── RECORDS SHOWN ──

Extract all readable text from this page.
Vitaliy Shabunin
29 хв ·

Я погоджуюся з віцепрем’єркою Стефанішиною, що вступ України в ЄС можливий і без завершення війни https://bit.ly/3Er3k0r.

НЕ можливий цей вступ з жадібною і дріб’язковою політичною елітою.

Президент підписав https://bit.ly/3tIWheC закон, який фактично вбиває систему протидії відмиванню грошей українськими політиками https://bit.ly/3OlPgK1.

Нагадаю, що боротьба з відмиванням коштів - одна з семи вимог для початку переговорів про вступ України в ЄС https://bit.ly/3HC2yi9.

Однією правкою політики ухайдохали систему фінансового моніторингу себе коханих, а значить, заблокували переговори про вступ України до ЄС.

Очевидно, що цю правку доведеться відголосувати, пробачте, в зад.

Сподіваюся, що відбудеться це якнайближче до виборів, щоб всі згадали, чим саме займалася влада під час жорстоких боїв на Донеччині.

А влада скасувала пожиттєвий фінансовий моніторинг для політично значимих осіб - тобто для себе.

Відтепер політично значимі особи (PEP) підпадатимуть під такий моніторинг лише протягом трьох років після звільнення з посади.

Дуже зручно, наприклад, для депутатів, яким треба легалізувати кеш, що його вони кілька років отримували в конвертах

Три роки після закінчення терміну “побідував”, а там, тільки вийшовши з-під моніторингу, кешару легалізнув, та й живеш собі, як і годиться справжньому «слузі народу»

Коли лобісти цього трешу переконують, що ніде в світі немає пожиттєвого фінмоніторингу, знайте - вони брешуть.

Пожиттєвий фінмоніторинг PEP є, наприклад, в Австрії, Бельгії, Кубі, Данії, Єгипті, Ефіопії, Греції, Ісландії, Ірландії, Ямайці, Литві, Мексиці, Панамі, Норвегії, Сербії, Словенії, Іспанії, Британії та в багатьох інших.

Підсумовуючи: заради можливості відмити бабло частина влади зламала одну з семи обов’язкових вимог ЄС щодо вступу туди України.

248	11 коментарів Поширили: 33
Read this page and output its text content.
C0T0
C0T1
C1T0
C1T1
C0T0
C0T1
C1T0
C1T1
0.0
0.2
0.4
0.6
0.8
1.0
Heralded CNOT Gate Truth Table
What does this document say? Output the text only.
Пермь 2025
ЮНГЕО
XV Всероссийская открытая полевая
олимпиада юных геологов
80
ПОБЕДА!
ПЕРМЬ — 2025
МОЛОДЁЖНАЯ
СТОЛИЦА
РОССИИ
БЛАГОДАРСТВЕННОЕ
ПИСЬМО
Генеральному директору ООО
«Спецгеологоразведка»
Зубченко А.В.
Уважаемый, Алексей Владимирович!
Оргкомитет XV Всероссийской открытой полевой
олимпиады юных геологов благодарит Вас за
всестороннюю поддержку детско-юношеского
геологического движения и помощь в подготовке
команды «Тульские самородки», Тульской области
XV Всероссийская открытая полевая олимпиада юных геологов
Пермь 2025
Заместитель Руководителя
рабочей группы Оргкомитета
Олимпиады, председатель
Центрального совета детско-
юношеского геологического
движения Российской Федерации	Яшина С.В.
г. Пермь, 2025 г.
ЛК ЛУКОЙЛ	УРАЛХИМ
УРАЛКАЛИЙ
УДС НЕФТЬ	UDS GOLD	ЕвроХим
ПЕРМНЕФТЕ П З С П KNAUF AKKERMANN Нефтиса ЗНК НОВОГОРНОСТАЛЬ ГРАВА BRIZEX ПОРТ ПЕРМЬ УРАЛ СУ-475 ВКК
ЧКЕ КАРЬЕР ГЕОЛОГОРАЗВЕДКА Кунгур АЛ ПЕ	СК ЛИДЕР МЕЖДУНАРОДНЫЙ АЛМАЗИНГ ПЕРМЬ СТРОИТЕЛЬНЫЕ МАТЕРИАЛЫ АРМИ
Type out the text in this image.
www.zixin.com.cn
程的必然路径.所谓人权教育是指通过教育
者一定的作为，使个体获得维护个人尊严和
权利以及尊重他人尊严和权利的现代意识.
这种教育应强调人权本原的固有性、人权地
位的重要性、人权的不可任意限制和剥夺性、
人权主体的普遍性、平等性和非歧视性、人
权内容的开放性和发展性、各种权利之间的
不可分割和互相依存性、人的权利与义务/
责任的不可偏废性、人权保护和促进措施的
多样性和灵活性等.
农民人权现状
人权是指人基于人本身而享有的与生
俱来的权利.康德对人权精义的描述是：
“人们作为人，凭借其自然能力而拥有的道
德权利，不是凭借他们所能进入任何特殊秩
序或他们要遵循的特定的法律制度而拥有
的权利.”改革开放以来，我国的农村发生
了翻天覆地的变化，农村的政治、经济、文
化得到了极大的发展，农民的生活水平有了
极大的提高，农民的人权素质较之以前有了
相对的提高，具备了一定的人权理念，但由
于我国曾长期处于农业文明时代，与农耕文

───

EXERCISE DIRECTIONS: Find the line that contains "Type out the text in this image.". Repeat it and every line after it, exactly as written, up to and including the last line of the records above.

PROBLEM SOLUTION:
Type out the text in this image.
www.zixin.com.cn
程的必然路径.所谓人权教育是指通过教育
者一定的作为，使个体获得维护个人尊严和
权利以及尊重他人尊严和权利的现代意识.
这种教育应强调人权本原的固有性、人权地
位的重要性、人权的不可任意限制和剥夺性、
人权主体的普遍性、平等性和非歧视性、人
权内容的开放性和发展性、各种权利之间的
不可分割和互相依存性、人的权利与义务/
责任的不可偏废性、人权保护和促进措施的
多样性和灵活性等.
农民人权现状
人权是指人基于人本身而享有的与生
俱来的权利.康德对人权精义的描述是：
“人们作为人，凭借其自然能力而拥有的道
德权利，不是凭借他们所能进入任何特殊秩
序或他们要遵循的特定的法律制度而拥有
的权利.”改革开放以来，我国的农村发生
了翻天覆地的变化，农村的政治、经济、文
化得到了极大的发展，农民的生活水平有了
极大的提高，农民的人权素质较之以前有了
相对的提高，具备了一定的人权理念，但由
于我国曾长期处于农业文明时代，与农耕文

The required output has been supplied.